Source records »
○ ○ ○ ○ ○ ○ ○

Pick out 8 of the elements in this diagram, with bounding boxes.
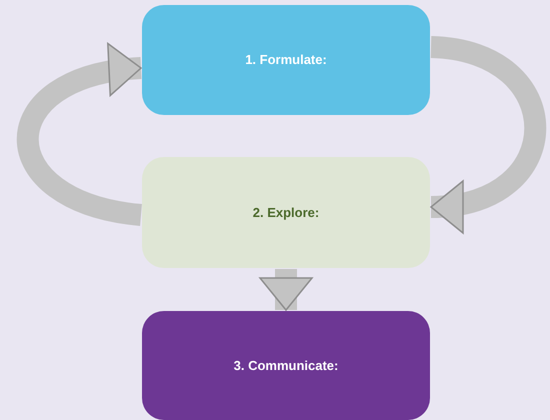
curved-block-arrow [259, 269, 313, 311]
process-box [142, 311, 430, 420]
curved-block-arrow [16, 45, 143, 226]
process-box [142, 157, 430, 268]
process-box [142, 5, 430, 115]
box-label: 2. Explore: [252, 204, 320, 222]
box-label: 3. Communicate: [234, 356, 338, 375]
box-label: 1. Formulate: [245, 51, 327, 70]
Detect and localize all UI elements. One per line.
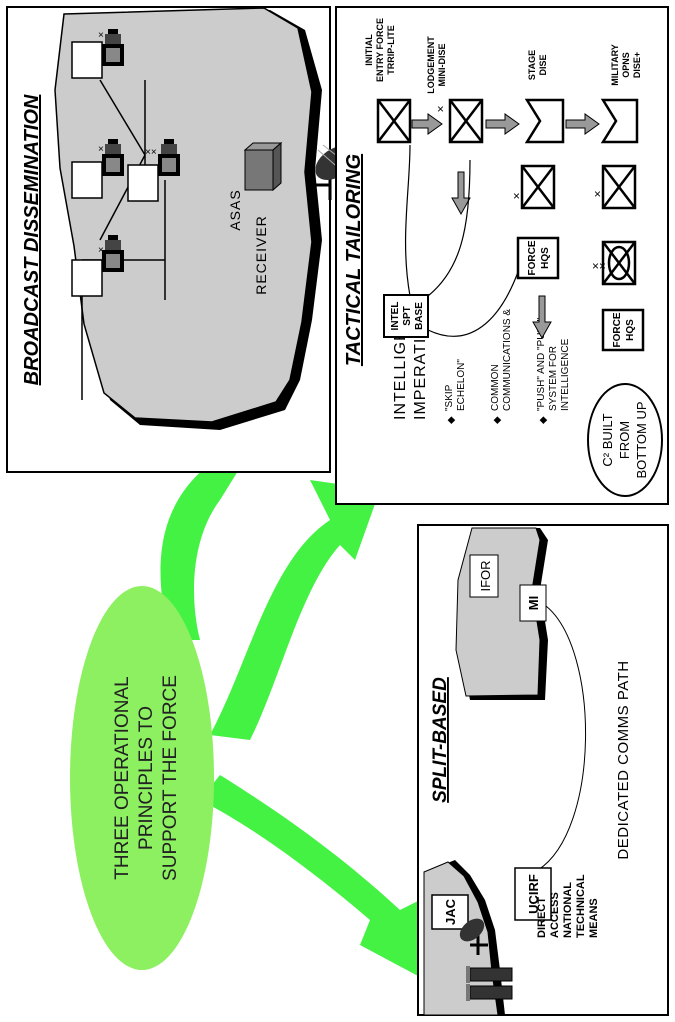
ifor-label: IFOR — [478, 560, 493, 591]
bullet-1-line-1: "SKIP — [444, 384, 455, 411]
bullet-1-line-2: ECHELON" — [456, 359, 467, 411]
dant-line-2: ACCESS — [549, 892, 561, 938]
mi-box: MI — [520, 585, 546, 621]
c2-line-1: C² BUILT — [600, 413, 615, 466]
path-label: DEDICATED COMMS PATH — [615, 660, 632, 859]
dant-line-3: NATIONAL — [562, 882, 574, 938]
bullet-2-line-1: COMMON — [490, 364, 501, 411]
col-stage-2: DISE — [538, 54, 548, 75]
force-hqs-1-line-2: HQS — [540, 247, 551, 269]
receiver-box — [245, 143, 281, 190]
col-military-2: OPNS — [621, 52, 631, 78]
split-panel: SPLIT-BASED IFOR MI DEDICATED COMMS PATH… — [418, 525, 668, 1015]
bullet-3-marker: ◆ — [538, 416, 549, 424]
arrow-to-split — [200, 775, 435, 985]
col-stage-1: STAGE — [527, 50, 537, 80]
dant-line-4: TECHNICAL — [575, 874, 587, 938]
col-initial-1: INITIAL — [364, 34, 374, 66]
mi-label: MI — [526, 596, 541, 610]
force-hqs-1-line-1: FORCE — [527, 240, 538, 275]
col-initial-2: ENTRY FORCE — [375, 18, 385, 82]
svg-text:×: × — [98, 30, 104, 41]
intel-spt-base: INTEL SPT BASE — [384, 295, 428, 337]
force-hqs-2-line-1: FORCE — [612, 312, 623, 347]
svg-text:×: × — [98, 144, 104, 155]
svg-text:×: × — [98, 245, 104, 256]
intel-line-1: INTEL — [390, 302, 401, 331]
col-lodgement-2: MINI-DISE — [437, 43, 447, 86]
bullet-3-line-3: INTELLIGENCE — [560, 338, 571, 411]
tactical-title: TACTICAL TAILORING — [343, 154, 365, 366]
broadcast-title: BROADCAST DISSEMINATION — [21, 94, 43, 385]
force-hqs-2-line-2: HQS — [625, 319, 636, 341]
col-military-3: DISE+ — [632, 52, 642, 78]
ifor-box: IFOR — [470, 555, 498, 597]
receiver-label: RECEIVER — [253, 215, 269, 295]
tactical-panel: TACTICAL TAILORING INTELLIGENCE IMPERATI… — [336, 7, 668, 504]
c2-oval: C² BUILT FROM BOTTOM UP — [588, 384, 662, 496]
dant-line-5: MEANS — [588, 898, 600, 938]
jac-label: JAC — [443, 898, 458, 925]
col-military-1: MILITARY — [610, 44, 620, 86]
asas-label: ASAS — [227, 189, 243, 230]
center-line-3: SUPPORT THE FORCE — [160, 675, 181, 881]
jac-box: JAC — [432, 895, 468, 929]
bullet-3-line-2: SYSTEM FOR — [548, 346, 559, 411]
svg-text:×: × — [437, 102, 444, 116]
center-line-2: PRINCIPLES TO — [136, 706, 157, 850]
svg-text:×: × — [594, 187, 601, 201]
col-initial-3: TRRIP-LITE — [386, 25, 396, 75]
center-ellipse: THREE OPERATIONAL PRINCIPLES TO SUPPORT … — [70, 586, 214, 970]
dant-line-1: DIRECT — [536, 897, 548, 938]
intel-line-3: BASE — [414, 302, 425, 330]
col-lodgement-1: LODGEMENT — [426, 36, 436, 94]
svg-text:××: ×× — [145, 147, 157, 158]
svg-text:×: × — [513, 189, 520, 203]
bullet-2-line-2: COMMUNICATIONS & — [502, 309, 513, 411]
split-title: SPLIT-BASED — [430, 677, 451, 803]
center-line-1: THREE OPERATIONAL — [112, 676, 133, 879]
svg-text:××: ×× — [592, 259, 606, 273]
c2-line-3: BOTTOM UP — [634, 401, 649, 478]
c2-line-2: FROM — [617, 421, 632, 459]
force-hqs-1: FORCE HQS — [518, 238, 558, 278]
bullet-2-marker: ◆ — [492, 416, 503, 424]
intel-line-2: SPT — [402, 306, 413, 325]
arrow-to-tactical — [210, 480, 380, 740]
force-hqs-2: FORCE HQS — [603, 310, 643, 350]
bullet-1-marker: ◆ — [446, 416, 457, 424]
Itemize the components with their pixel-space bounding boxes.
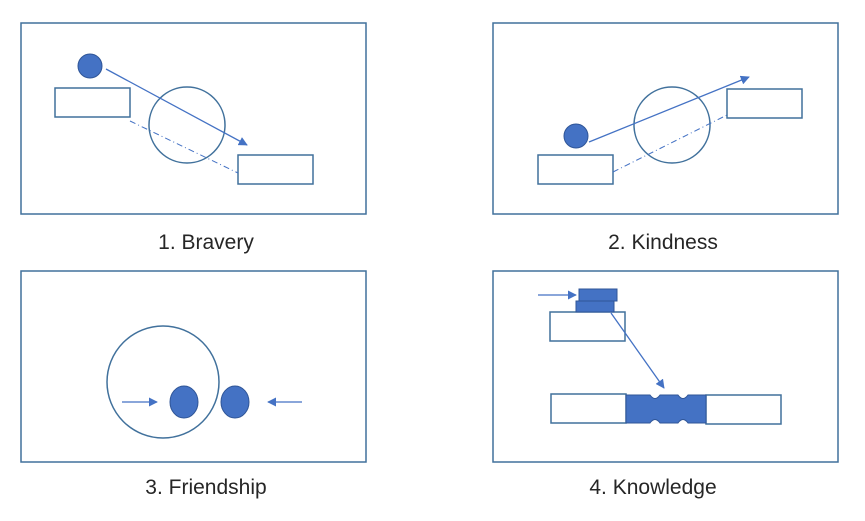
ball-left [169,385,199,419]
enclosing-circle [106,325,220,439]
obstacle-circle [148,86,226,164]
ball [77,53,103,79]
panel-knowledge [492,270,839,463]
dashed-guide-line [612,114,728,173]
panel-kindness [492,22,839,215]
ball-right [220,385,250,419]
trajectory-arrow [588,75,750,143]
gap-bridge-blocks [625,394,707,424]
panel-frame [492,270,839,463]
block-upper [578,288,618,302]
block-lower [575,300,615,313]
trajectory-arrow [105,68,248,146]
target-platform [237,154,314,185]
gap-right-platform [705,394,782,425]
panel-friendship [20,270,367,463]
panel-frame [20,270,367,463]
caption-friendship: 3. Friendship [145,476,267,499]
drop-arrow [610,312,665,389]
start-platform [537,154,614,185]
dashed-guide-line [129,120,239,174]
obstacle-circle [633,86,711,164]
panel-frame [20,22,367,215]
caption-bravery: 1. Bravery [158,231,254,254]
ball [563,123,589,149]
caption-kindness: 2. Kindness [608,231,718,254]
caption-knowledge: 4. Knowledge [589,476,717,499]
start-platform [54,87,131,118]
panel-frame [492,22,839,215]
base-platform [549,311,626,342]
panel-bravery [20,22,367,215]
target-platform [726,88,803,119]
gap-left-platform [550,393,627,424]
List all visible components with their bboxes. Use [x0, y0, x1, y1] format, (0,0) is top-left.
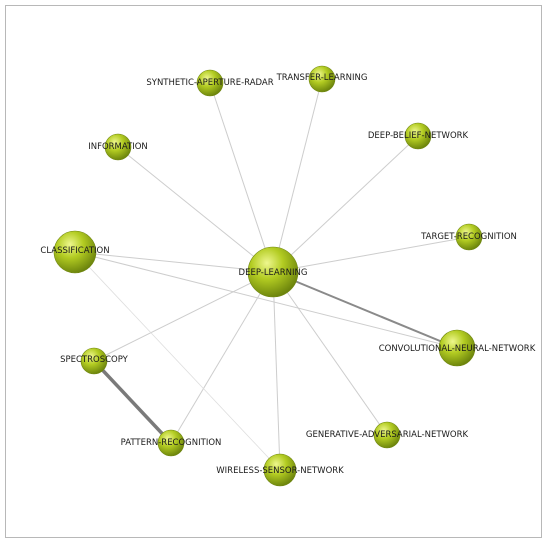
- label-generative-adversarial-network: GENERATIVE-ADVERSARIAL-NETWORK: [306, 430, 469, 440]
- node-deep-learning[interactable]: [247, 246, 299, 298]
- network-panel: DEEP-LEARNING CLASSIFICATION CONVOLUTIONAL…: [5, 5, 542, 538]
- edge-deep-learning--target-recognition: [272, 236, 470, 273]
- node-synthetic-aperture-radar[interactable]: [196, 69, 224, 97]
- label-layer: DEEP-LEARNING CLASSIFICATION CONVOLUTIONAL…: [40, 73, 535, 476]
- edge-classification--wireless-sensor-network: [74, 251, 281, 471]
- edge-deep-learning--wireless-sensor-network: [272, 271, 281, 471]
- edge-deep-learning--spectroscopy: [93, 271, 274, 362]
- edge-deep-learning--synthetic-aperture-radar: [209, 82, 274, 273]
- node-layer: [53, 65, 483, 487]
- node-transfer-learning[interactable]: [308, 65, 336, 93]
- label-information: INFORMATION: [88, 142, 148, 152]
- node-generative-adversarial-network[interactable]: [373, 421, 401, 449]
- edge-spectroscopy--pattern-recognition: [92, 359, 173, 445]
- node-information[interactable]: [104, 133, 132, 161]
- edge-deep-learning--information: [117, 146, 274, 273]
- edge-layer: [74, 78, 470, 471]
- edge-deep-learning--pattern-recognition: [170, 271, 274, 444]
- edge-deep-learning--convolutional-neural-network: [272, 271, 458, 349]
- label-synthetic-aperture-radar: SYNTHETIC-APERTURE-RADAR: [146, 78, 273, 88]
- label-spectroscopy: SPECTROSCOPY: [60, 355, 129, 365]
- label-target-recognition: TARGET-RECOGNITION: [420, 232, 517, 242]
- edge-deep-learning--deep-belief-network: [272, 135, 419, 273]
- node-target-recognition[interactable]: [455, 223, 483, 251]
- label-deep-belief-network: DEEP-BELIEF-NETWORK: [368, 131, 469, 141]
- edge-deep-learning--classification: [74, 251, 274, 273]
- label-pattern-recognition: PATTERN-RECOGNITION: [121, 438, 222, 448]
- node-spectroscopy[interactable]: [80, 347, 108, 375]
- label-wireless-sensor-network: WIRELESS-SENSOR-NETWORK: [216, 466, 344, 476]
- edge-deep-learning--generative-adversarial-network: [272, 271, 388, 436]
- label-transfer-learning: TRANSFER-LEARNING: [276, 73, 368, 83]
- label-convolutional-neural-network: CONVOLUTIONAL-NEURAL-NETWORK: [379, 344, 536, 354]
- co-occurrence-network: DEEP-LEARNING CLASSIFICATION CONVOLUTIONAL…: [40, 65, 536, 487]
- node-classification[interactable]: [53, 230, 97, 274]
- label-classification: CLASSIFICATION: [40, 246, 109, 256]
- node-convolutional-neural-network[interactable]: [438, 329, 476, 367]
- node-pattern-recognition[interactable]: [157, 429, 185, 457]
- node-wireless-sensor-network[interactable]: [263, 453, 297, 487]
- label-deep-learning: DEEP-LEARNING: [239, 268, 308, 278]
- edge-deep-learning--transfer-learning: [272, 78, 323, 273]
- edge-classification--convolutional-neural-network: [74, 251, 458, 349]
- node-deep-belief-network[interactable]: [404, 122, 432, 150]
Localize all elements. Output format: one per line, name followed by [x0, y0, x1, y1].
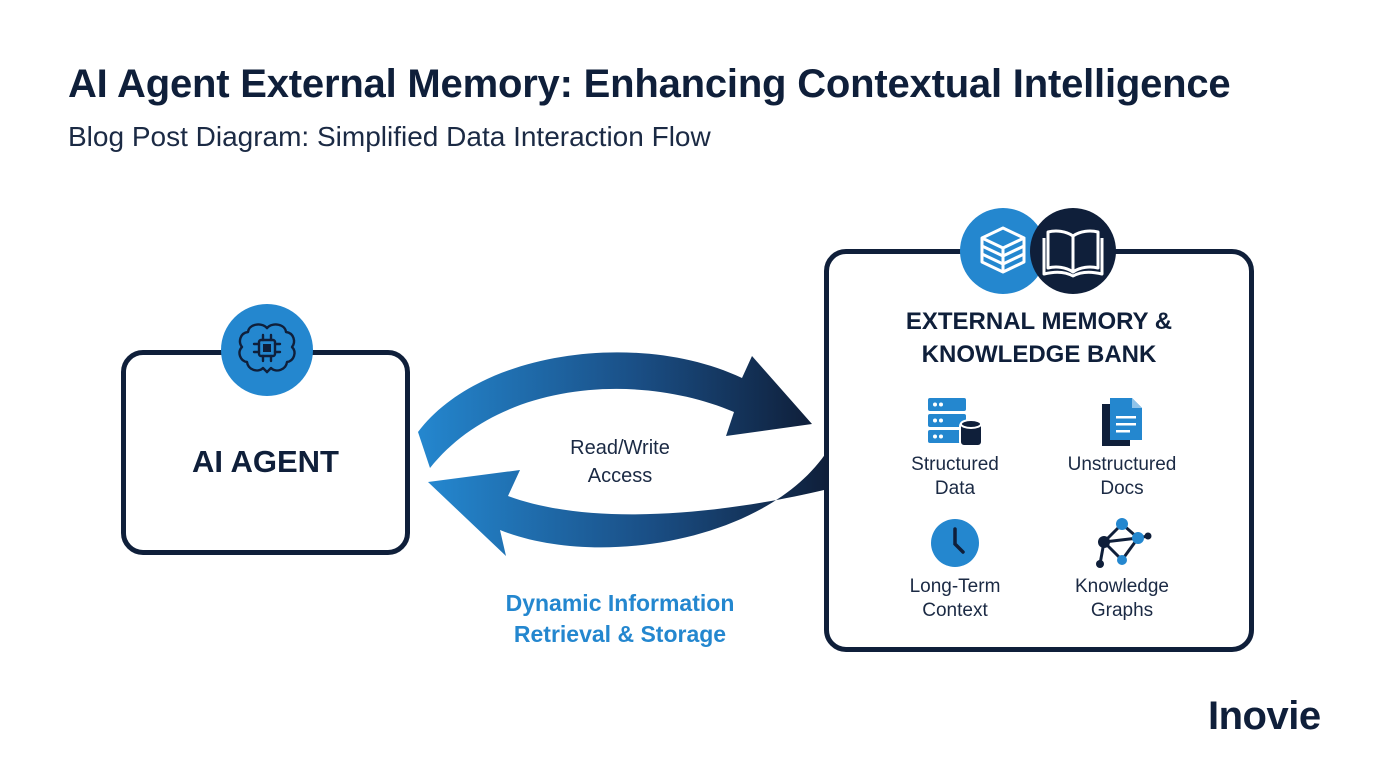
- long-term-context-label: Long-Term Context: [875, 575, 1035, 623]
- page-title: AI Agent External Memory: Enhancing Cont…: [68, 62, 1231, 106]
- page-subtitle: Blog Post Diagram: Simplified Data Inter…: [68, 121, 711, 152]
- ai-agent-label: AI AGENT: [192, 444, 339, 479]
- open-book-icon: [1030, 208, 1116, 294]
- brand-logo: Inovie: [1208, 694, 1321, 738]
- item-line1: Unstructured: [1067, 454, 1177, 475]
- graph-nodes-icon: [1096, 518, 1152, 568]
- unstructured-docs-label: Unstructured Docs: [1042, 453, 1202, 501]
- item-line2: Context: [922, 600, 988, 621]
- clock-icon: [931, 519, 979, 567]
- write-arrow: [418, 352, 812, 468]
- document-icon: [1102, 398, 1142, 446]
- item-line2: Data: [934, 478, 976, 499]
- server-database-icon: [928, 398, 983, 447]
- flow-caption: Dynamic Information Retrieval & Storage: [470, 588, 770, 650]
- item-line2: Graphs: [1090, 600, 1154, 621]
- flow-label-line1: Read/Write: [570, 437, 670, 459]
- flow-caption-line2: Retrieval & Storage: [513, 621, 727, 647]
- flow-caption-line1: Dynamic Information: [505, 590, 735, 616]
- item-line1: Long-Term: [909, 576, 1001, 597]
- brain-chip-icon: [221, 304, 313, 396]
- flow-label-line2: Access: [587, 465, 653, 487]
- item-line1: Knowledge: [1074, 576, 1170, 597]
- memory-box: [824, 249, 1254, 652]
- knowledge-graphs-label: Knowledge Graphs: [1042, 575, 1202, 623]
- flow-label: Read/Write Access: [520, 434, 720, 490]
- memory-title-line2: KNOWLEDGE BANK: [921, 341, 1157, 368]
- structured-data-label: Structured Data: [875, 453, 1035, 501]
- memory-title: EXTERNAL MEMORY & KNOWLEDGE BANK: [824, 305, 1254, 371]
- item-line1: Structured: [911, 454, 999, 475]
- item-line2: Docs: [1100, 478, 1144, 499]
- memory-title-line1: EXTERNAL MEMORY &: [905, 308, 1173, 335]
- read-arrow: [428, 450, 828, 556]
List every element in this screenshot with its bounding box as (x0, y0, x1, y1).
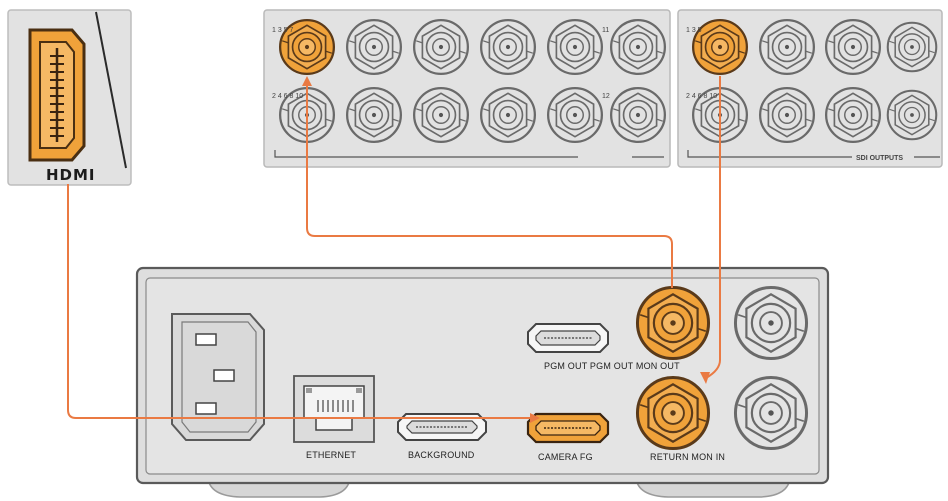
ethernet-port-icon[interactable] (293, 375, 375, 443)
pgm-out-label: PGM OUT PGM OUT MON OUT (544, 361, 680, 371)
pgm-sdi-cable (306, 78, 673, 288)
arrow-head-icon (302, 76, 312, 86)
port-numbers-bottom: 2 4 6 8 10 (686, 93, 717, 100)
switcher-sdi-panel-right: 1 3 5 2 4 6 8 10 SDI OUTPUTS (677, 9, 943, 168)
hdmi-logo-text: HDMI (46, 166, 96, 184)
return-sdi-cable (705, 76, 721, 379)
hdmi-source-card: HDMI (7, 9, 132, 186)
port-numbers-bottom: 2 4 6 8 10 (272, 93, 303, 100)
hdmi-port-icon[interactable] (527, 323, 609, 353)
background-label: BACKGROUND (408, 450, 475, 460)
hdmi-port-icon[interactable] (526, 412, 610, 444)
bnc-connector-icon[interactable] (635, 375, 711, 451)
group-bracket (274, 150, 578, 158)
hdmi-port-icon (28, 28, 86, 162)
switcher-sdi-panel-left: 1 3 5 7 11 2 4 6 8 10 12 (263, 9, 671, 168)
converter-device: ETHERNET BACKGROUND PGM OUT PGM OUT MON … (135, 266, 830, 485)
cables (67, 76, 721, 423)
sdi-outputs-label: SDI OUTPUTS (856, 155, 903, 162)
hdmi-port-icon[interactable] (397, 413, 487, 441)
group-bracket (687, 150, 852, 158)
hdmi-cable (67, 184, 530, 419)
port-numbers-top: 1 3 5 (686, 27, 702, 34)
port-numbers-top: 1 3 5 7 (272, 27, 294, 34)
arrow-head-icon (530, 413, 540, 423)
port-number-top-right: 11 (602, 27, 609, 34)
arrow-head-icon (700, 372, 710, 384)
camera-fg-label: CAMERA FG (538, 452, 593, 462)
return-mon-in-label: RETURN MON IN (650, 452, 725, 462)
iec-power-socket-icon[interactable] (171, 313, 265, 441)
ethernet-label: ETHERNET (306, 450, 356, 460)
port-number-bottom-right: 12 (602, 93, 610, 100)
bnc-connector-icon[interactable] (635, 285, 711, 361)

○ ○ ○ ○ ○ ○ ○

Directions for this task » Put the lines starting at the one that contains "curved-block-arrow [259, 269, 313, 311]" and ending at the one that contains "box-label: 1. Formulate: [245, 51, 327, 70]", both included, into a numbered list, leaving out any blank lines.

Output »
1. curved-block-arrow [259, 269, 313, 311]
2. process-box [142, 311, 430, 420]
3. curved-block-arrow [16, 45, 143, 226]
4. process-box [142, 157, 430, 268]
5. process-box [142, 5, 430, 115]
6. box-label: 2. Explore: [252, 204, 320, 222]
7. box-label: 3. Communicate: [234, 356, 338, 375]
8. box-label: 1. Formulate: [245, 51, 327, 70]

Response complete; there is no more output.